* GOAL OF THE EXERCISE
Scan the material and copy every line in which "gegen" appears.

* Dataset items
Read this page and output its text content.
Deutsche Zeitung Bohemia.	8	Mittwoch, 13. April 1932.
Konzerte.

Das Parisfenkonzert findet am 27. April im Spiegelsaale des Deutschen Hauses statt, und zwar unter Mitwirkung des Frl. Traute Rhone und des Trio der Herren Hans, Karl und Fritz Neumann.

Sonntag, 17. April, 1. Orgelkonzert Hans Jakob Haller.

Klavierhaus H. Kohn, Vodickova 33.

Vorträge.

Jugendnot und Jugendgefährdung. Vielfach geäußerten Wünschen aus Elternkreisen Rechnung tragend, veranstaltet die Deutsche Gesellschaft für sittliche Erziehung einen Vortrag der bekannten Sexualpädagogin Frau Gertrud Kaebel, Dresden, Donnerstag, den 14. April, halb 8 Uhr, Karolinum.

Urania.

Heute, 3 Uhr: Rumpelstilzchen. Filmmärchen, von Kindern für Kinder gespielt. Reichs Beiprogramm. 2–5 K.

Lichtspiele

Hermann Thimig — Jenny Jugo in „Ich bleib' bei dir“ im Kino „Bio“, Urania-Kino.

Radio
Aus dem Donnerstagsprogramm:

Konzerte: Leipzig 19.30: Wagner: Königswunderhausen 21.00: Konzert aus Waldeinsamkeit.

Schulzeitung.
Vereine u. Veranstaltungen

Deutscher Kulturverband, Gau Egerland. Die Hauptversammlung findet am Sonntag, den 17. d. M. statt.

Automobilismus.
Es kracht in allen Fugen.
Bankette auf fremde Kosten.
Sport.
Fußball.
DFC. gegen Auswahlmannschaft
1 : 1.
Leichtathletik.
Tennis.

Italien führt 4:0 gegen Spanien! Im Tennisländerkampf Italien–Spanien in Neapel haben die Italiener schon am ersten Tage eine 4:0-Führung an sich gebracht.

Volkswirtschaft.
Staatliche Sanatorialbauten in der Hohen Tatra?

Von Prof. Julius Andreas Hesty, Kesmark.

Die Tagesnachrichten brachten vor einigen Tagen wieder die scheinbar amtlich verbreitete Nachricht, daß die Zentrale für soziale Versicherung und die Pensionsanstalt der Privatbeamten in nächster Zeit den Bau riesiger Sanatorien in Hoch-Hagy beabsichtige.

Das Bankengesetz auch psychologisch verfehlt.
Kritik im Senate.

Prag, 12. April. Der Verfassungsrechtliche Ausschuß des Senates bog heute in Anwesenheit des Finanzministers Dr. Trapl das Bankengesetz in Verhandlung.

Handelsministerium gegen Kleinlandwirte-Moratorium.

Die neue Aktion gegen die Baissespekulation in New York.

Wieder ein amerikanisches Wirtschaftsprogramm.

* TASK SOLUTION
DFC. gegen Auswahlmannschaft
Italien führt 4:0 gegen Spanien! Im Tennisländerkampf Italien–Spanien in Neapel haben die Italiener schon am ersten Tage eine 4:0-Führung an sich gebracht.
Handelsministerium gegen Kleinlandwirte-Moratorium.
Die neue Aktion gegen die Baissespekulation in New York.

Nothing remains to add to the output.